== Your instructions ==
Please turn the stretch of entries from the start through the line that contains "510, 607, 516]" into a Markdown table with the columns Row and Line, numbering each row and leaving out blank lines.

== Listing ==

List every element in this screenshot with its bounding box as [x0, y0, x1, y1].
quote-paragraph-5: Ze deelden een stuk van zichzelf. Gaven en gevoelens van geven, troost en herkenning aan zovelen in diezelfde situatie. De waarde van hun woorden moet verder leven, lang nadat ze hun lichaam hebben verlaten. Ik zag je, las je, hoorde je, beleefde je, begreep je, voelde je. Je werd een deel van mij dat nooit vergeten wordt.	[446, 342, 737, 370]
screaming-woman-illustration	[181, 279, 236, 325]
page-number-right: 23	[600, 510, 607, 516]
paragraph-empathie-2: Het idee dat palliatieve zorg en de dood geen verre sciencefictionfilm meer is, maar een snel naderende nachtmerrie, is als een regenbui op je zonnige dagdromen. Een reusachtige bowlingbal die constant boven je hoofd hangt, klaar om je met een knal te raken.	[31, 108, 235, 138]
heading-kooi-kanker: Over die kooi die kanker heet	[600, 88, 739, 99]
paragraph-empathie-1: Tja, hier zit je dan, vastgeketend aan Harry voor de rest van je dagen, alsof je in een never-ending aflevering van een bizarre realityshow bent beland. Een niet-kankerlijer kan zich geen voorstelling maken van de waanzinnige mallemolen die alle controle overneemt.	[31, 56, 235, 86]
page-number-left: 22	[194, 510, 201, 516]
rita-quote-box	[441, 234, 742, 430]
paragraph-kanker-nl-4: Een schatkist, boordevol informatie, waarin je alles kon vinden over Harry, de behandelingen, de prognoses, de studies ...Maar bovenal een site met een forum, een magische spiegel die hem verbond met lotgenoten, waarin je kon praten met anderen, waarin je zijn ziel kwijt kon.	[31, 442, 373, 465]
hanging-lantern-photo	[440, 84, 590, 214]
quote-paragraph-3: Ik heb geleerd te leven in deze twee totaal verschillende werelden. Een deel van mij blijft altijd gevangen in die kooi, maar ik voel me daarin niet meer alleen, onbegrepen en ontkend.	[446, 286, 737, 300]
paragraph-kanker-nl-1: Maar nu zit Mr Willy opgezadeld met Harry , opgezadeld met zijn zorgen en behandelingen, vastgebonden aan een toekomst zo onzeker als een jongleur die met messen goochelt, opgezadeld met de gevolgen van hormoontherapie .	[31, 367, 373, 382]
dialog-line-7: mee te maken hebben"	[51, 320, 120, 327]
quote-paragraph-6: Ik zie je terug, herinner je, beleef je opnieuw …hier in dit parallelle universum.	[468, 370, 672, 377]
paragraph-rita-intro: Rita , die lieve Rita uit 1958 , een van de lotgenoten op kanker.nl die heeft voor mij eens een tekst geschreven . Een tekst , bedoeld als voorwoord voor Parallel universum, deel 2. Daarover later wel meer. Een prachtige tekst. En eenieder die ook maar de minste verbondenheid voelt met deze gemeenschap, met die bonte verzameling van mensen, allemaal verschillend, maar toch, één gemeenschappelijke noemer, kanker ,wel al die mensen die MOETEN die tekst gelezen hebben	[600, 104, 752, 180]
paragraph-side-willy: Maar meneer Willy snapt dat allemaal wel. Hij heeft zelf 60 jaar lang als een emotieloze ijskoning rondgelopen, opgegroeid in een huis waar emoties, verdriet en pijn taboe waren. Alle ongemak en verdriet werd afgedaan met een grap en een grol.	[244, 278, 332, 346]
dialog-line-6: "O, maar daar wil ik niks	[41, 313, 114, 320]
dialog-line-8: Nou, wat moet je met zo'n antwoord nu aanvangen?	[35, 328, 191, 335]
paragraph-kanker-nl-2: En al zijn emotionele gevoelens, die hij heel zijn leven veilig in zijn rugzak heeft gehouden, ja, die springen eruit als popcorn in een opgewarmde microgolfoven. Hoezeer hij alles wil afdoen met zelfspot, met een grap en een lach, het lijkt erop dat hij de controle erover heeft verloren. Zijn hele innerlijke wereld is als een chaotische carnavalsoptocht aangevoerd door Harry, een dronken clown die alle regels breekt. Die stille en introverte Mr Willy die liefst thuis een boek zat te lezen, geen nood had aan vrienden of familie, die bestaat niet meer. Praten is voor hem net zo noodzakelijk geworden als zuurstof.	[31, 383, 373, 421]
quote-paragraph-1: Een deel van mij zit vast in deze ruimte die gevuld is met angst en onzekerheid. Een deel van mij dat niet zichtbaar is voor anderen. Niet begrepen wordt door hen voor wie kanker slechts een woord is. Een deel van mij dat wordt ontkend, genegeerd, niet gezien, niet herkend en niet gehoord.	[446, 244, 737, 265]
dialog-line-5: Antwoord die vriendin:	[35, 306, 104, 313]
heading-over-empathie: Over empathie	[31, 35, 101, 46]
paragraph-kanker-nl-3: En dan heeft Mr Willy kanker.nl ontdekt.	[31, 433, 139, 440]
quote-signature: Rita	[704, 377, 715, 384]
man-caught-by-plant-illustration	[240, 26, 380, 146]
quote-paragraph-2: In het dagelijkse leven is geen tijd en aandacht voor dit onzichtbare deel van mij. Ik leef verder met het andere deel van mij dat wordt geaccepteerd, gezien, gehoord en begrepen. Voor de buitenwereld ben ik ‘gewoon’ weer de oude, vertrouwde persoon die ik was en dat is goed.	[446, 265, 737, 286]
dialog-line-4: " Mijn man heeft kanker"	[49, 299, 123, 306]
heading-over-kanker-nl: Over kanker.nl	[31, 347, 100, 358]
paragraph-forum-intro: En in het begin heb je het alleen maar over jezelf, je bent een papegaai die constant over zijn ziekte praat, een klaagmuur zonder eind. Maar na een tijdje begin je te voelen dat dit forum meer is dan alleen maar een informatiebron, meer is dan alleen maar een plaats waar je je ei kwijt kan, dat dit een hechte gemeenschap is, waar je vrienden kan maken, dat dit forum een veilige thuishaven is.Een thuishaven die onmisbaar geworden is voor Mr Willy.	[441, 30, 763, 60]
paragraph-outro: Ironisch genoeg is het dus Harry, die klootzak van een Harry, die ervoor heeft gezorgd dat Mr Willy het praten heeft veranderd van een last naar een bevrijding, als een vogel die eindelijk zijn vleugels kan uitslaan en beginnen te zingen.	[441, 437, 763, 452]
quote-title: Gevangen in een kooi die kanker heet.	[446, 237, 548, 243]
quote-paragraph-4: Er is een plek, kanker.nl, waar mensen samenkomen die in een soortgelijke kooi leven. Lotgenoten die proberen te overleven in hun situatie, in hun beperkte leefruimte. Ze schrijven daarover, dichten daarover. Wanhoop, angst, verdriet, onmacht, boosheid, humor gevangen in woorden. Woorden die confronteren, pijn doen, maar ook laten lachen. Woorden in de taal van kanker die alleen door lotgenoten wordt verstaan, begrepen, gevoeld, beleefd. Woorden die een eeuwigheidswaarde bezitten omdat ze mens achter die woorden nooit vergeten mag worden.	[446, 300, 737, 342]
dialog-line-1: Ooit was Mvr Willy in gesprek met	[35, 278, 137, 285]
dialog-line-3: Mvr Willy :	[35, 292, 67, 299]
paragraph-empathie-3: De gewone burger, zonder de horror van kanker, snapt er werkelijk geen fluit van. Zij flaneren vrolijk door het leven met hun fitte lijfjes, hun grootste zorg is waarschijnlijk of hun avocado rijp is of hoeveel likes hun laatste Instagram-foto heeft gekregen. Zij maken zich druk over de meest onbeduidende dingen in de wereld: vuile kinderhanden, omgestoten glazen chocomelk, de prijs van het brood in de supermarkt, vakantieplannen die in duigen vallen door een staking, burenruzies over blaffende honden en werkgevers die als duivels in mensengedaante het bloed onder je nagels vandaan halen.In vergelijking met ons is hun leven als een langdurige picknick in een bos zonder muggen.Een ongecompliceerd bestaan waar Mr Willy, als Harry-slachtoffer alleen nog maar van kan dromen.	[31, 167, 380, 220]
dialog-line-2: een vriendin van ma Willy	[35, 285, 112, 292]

== Correct result ==
| Row | Line |
|---|---|
| 1 | List every element in this screenshot with its bounding box as [x0, y0, x1, y1]. |
| 2 | quote-paragraph-5: Ze deelden een stuk van zichzelf. Gaven en gevoelens van geven, troost en herkenning aan zovelen in diezelfde situatie. De waarde van hun woorden moet verder leven, lang nadat ze hun lichaam hebben verlaten. Ik zag je, las je, hoorde je, beleefde je, begreep je, voelde je. Je werd een deel van mij dat nooit vergeten wordt.	[446, 342, 737, 370] |
| 3 | screaming-woman-illustration	[181, 279, 236, 325] |
| 4 | page-number-right: 23	[600, 510, 607, 516] |